What to work on: Go through the data below line by line and report how many lines contain "less", giving only that figure.

◇ ◇ ◇ ◇

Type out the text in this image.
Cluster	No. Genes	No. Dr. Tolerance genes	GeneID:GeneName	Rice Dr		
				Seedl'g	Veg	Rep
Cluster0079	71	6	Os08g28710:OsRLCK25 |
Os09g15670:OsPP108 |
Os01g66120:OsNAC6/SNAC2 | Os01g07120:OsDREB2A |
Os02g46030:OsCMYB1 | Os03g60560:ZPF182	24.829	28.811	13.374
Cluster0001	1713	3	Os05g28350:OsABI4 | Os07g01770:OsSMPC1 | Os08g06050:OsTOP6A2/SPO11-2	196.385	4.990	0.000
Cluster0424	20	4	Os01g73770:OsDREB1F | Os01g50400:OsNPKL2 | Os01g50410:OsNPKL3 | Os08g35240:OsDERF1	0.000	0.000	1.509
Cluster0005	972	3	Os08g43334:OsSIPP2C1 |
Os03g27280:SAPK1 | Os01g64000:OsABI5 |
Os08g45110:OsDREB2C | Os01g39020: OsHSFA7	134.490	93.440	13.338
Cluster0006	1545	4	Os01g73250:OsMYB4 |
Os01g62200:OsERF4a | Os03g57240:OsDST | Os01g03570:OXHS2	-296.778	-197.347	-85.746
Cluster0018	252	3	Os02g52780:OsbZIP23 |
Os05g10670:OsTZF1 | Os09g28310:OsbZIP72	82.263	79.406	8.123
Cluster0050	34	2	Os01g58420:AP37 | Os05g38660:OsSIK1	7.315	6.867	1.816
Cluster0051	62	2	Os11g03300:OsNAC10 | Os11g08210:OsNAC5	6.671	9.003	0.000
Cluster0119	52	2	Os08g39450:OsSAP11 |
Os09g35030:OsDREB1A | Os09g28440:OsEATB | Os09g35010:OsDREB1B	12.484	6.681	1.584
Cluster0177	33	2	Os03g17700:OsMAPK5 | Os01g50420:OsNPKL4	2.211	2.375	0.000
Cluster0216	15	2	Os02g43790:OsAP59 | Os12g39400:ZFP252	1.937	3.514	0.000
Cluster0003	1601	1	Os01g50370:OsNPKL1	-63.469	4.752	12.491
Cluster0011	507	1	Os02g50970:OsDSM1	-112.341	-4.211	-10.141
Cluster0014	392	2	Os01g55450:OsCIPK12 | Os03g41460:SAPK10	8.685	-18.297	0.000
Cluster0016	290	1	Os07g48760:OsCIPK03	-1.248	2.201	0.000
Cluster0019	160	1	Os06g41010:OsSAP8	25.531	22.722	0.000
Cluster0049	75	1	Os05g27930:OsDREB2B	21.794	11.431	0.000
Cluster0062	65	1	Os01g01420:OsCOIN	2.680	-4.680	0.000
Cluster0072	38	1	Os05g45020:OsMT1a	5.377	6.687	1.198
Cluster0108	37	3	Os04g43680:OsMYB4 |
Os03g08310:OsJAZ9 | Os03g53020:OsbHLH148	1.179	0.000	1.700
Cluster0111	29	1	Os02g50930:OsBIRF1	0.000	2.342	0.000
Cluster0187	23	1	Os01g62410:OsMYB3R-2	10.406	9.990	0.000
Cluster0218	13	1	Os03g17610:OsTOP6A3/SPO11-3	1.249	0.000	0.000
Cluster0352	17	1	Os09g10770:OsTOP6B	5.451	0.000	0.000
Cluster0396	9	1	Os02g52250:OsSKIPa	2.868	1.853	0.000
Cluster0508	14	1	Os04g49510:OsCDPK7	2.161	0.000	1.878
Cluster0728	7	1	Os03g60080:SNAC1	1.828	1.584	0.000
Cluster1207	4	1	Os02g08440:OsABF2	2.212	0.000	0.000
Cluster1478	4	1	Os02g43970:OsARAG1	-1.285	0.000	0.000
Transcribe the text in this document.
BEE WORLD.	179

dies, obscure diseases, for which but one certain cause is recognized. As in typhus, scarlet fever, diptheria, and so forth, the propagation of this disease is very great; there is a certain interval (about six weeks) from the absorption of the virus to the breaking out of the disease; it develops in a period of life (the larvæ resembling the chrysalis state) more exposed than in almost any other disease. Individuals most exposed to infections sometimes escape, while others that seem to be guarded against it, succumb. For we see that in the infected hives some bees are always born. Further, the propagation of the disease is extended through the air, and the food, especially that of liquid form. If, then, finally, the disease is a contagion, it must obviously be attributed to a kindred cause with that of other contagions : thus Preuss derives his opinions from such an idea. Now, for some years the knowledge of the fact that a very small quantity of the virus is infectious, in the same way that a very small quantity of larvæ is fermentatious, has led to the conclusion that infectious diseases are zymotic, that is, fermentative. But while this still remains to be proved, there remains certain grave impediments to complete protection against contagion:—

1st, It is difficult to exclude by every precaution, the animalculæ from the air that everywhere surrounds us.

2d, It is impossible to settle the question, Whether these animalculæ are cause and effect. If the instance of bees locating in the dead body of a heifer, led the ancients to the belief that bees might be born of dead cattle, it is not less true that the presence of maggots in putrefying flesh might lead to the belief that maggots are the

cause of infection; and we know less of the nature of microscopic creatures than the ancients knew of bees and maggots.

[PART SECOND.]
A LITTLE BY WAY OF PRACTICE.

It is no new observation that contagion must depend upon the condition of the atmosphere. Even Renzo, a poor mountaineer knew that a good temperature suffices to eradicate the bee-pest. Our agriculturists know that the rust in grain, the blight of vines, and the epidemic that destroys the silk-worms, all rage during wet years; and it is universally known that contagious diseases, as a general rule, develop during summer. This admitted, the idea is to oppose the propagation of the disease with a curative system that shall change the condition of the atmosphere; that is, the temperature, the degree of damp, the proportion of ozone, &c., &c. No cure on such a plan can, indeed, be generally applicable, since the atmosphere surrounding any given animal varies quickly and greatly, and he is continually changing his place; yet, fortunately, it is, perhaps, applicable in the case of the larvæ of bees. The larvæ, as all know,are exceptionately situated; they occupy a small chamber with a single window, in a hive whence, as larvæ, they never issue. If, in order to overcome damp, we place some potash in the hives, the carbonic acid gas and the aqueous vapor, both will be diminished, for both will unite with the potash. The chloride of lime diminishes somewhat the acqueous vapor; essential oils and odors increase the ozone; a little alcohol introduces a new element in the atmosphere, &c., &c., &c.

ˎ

◇ ◇ ◇ ◇

Solution: 2